**WORK REQUIRED:** Your answer should be a single number: the count of lines that include the word "save".

**PROVIDED ENTRIES:**
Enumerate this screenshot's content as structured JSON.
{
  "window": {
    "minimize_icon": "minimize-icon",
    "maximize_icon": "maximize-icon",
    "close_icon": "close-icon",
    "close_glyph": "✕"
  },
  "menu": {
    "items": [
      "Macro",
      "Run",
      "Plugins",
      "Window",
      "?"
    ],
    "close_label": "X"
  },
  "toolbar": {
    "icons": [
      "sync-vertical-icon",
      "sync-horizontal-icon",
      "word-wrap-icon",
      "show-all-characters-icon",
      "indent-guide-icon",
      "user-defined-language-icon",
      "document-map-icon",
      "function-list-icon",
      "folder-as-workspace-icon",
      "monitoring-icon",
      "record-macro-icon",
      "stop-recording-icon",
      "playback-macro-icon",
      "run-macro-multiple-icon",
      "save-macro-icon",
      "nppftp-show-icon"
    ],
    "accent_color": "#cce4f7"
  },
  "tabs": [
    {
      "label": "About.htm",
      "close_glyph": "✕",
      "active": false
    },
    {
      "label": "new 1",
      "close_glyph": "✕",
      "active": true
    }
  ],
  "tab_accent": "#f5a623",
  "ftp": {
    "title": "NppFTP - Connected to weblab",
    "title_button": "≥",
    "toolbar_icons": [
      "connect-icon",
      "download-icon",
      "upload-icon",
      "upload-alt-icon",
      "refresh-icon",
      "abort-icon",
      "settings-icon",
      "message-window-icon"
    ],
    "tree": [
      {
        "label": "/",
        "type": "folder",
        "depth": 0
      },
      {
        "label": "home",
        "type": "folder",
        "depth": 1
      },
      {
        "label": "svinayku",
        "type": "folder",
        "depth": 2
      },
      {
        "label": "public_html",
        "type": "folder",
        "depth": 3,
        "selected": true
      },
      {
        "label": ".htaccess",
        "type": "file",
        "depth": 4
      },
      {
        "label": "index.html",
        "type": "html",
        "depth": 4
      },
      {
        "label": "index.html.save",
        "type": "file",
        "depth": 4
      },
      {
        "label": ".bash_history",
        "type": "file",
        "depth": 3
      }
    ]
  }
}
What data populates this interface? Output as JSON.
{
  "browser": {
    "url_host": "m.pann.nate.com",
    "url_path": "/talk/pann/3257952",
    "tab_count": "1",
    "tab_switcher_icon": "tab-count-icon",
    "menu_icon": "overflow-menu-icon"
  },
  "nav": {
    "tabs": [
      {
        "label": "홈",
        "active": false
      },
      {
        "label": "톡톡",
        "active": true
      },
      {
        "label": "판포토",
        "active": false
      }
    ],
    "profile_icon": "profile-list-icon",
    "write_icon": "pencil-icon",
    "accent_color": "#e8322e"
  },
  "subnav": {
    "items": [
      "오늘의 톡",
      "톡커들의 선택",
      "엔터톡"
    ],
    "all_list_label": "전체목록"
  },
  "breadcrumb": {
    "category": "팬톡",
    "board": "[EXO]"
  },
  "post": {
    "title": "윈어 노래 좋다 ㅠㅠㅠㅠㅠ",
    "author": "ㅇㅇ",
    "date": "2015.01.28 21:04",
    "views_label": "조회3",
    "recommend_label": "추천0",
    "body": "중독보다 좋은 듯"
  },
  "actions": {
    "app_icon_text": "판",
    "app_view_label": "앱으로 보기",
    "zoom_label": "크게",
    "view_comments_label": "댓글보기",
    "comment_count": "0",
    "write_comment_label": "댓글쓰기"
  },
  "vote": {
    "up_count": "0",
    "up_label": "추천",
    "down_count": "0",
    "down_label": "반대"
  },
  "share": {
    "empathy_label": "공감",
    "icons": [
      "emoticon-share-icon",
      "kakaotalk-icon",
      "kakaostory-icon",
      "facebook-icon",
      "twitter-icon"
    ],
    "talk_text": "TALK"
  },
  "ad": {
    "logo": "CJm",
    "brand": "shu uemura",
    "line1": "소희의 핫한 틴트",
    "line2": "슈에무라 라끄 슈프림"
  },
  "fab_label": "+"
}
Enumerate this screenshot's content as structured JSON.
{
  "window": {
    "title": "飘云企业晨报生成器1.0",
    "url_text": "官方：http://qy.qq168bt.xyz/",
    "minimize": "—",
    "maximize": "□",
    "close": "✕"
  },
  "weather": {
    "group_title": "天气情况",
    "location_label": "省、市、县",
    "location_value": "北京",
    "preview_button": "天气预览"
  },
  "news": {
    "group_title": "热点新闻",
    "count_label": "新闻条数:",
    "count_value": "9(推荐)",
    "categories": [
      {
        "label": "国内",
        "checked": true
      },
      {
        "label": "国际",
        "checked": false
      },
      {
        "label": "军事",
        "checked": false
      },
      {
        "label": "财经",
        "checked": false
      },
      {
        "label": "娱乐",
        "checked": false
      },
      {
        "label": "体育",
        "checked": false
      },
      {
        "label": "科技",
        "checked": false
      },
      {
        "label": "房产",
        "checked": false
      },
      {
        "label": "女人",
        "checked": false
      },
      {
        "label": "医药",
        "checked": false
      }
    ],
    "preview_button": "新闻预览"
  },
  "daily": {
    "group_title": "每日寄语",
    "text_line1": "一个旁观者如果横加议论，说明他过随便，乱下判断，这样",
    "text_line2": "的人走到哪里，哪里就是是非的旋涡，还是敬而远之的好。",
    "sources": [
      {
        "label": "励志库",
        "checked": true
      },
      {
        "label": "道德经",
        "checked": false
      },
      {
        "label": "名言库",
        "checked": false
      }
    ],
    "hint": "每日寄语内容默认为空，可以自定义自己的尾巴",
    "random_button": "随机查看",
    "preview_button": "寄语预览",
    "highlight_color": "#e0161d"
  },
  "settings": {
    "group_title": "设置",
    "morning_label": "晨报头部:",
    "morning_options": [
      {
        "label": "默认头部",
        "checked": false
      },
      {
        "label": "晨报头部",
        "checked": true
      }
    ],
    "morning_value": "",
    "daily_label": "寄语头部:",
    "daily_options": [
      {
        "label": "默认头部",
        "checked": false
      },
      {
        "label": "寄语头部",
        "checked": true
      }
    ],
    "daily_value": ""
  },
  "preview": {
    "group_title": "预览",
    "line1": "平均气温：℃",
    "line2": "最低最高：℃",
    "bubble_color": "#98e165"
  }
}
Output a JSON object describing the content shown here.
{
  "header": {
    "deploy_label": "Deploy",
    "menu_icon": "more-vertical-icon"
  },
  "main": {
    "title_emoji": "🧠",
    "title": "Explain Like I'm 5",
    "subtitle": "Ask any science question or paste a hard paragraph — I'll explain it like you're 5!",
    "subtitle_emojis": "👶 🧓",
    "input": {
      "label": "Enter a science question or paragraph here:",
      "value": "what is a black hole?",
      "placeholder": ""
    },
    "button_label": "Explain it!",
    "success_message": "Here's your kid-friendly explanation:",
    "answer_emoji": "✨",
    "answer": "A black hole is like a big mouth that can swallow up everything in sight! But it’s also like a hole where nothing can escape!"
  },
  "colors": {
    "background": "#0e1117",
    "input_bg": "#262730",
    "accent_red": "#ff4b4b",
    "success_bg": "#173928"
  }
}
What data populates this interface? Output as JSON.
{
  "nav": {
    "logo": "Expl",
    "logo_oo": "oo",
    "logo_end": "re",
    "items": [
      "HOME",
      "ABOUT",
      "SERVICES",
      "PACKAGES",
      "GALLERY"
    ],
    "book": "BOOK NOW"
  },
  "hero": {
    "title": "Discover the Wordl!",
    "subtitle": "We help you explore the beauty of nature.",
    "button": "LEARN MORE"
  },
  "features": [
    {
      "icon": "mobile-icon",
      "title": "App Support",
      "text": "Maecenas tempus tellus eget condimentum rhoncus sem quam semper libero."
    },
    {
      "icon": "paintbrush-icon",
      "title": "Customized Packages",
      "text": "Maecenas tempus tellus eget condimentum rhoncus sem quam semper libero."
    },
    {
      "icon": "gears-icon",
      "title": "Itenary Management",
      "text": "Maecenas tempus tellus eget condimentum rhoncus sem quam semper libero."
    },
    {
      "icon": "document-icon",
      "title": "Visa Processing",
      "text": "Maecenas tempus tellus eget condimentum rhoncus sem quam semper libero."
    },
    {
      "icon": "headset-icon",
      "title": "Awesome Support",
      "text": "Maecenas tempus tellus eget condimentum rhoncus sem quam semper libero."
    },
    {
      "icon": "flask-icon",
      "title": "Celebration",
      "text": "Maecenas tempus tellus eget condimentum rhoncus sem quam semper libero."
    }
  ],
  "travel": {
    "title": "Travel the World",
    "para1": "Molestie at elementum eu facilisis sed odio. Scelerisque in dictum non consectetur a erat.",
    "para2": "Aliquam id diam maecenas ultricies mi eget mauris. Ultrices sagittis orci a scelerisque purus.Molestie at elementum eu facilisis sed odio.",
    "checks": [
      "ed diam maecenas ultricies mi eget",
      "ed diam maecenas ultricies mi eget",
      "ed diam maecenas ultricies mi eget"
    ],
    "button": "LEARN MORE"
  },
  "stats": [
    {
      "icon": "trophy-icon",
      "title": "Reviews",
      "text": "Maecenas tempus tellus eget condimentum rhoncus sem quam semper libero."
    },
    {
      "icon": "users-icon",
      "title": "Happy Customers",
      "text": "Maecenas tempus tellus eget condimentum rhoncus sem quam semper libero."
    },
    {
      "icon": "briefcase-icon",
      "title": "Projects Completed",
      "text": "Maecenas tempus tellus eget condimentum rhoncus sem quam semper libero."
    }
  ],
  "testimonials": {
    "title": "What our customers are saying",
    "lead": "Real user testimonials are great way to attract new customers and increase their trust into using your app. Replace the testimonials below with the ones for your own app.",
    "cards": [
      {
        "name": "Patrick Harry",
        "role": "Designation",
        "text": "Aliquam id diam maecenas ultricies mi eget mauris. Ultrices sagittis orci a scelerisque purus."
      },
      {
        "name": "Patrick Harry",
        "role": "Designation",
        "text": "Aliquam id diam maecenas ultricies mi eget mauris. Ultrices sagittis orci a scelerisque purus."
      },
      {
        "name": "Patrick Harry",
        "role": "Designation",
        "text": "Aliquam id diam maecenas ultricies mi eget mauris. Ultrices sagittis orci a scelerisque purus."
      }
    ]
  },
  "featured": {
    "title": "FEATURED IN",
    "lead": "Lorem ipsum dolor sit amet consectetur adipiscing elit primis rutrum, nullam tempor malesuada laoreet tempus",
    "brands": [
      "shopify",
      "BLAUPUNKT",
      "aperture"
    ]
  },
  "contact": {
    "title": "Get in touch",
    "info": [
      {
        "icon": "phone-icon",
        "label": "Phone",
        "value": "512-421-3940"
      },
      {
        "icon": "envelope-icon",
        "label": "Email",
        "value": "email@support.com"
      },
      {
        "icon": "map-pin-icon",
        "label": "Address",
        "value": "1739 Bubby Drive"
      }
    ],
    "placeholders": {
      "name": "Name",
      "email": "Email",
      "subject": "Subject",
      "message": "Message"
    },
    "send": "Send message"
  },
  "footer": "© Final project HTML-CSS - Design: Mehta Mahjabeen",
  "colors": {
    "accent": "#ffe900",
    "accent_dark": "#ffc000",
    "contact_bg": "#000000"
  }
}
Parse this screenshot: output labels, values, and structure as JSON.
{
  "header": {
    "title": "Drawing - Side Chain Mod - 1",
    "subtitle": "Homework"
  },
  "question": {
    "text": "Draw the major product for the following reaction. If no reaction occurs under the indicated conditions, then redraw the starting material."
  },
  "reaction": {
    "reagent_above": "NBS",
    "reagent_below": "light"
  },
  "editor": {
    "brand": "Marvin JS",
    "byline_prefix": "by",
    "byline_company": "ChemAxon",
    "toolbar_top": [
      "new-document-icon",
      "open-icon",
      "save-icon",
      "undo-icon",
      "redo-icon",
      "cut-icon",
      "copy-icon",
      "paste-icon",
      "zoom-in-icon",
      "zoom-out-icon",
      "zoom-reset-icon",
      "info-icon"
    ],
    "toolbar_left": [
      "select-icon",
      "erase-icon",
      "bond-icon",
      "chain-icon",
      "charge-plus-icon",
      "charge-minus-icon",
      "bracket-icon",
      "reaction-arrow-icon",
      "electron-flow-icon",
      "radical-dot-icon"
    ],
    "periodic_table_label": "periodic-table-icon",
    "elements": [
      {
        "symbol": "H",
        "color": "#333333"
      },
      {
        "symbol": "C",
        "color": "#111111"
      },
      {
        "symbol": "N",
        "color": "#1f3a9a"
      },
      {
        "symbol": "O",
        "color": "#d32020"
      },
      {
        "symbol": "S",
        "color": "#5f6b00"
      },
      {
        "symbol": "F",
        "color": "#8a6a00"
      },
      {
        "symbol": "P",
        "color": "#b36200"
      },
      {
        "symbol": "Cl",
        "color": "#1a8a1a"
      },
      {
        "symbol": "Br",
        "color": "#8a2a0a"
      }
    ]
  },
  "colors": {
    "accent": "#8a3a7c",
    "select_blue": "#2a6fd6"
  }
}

**TASK ANSWER:** 3